> TASK: Locate every line in the records below that contains the word "type", and copy each one.

> EXERCISE DATA:
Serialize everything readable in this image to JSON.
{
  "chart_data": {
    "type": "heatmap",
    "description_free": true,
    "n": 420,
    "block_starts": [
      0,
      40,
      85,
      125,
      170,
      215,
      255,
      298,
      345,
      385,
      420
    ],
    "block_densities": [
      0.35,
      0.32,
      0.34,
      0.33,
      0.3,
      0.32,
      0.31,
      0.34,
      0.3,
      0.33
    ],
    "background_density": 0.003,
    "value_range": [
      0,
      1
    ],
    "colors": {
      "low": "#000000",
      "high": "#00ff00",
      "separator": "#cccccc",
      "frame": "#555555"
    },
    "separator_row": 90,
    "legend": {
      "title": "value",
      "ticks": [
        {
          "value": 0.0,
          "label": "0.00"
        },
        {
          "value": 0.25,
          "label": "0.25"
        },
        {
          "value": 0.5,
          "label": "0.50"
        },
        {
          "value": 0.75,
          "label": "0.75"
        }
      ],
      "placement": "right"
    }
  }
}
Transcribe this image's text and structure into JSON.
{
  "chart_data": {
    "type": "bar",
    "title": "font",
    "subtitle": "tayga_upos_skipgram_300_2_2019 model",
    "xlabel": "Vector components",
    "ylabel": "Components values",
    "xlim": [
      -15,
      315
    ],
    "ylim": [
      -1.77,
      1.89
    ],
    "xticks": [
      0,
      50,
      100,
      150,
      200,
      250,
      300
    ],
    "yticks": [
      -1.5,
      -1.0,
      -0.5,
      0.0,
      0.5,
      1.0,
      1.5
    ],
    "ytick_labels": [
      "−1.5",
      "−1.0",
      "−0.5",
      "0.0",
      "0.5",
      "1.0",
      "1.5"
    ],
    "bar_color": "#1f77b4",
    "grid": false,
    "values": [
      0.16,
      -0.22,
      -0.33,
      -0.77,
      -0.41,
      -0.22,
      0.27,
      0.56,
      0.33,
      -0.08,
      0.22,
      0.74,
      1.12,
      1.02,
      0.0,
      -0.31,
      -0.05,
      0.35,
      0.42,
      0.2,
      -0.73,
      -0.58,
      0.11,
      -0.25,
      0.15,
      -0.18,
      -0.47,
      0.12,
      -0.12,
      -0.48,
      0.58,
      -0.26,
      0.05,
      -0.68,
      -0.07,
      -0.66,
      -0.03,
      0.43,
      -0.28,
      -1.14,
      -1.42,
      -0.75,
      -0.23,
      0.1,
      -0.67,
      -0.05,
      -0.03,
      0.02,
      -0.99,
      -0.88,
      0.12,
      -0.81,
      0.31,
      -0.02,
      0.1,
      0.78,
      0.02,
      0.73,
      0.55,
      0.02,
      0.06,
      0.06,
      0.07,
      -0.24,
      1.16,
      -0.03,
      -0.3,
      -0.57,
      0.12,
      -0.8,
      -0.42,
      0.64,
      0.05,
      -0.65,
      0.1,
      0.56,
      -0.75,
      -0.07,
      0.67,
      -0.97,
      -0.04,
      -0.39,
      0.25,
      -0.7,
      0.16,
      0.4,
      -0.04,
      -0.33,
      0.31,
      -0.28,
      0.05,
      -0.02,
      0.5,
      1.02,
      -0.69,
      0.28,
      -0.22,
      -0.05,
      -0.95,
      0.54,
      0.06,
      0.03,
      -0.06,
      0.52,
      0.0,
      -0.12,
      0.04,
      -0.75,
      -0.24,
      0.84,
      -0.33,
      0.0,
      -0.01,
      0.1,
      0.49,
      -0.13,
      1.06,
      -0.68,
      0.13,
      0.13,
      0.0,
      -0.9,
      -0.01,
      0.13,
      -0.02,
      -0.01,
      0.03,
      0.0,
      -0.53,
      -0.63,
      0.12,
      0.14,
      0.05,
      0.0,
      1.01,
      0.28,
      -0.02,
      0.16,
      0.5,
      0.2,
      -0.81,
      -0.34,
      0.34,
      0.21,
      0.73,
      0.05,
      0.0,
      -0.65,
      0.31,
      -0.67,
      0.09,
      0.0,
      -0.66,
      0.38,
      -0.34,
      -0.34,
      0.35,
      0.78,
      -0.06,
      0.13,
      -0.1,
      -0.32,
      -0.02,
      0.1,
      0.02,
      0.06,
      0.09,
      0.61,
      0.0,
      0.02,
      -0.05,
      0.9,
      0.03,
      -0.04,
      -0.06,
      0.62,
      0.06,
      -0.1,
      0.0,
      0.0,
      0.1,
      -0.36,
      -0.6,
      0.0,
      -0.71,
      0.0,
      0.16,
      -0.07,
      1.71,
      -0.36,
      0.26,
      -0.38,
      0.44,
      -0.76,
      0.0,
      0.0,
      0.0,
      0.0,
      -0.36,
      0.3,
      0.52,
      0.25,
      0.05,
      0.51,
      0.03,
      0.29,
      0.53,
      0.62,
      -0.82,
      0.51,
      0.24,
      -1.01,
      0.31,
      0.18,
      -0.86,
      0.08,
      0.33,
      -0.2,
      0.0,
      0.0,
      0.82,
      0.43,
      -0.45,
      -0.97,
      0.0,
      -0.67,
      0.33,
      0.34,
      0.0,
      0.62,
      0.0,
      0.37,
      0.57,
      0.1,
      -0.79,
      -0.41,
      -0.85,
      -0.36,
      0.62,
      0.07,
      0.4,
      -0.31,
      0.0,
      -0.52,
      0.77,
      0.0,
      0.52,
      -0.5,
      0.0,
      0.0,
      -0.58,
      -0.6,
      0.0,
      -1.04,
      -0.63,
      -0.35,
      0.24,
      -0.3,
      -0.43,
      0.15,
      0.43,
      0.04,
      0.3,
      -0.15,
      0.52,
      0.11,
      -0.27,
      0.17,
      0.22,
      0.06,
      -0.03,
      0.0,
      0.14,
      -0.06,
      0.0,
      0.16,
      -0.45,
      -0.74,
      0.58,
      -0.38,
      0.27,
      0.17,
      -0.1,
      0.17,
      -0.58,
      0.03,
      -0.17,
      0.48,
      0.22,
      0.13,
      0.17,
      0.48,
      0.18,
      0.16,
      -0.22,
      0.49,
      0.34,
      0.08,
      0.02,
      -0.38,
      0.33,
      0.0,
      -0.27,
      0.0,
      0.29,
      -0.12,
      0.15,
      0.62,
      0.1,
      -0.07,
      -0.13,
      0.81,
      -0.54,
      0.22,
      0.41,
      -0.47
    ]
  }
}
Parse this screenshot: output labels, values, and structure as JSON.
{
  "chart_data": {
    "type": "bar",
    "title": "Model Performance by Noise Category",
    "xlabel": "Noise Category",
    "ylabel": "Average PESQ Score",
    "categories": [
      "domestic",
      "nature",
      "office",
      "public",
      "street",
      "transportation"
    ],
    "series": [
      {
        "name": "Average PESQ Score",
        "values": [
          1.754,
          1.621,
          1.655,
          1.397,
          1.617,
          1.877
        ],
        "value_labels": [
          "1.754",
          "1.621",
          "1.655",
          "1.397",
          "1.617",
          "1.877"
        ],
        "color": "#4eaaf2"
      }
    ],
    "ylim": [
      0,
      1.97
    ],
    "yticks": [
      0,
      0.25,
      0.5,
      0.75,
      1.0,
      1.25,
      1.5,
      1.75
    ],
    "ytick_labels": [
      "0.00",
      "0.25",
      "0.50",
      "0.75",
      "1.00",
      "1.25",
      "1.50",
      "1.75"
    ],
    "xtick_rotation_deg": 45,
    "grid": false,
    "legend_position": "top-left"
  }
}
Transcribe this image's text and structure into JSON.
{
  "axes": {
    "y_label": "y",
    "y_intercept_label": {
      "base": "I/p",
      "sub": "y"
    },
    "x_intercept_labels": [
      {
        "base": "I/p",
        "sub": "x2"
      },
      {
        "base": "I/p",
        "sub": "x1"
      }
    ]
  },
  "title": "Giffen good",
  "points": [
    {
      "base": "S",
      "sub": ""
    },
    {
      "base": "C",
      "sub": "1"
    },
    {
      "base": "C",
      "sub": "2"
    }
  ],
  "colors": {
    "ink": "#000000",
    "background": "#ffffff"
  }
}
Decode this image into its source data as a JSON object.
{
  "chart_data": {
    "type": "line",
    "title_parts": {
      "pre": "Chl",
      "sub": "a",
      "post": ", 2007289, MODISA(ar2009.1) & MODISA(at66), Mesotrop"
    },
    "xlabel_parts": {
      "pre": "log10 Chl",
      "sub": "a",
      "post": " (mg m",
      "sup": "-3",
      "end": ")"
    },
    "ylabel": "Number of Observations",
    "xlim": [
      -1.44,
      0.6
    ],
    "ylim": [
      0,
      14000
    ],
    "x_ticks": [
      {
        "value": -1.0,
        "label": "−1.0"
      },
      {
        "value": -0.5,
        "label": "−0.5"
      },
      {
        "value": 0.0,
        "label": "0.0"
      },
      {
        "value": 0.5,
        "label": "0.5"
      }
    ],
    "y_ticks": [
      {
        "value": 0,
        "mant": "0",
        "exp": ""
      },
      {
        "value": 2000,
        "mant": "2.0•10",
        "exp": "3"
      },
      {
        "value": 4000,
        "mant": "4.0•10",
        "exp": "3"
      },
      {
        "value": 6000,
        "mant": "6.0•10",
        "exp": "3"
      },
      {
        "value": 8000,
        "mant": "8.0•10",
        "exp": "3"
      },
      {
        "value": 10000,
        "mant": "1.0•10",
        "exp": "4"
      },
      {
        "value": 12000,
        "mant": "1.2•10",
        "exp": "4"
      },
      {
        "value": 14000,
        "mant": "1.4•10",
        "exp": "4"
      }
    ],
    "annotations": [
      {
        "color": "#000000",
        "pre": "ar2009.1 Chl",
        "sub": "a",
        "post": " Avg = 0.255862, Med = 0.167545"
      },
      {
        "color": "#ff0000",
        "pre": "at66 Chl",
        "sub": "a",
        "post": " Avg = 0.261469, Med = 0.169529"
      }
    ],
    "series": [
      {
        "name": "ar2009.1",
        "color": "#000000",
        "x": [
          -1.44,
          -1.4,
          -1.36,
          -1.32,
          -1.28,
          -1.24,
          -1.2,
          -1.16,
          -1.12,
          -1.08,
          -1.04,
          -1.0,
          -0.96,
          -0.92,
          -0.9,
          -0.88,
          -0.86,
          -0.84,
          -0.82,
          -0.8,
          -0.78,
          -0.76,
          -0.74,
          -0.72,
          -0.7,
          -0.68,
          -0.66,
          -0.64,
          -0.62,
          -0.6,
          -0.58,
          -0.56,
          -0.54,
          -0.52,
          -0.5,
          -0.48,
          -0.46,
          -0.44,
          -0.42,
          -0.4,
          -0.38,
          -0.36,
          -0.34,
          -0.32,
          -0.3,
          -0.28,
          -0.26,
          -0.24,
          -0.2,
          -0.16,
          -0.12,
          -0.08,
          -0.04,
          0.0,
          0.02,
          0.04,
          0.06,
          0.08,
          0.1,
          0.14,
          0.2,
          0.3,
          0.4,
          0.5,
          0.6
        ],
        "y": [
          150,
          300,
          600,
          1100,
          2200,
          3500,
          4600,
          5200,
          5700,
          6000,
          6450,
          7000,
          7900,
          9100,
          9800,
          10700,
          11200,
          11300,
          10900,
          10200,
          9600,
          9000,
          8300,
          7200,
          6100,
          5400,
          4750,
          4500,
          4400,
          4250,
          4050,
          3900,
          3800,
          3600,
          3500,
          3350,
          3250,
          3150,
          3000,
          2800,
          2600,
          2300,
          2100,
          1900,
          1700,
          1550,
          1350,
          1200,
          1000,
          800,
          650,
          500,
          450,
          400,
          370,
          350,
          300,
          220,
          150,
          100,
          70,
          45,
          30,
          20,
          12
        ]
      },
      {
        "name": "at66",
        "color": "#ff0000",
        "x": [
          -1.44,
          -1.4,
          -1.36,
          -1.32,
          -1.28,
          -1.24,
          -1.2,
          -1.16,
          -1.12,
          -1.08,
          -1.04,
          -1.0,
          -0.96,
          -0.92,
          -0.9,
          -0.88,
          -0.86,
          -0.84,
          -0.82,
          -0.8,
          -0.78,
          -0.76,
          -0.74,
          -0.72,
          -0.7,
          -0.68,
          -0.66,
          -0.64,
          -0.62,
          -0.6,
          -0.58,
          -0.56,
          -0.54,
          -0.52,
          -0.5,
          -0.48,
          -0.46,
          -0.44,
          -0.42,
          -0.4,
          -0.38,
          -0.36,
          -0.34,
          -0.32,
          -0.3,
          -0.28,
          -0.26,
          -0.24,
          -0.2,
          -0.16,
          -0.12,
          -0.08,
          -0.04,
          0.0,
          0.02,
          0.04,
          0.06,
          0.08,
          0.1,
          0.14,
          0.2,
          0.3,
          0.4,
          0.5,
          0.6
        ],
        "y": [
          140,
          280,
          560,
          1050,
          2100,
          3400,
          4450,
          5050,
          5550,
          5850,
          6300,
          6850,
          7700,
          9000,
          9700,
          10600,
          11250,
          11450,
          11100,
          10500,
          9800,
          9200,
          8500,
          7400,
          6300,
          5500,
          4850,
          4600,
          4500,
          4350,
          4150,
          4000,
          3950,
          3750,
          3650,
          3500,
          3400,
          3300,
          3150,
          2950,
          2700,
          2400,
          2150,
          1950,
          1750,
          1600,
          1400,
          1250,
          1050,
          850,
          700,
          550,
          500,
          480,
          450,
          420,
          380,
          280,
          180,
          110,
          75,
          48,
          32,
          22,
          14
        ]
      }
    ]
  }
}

> RESULT:
    "type": "heatmap",
    "type": "bar",
    "type": "bar",
    "type": "line",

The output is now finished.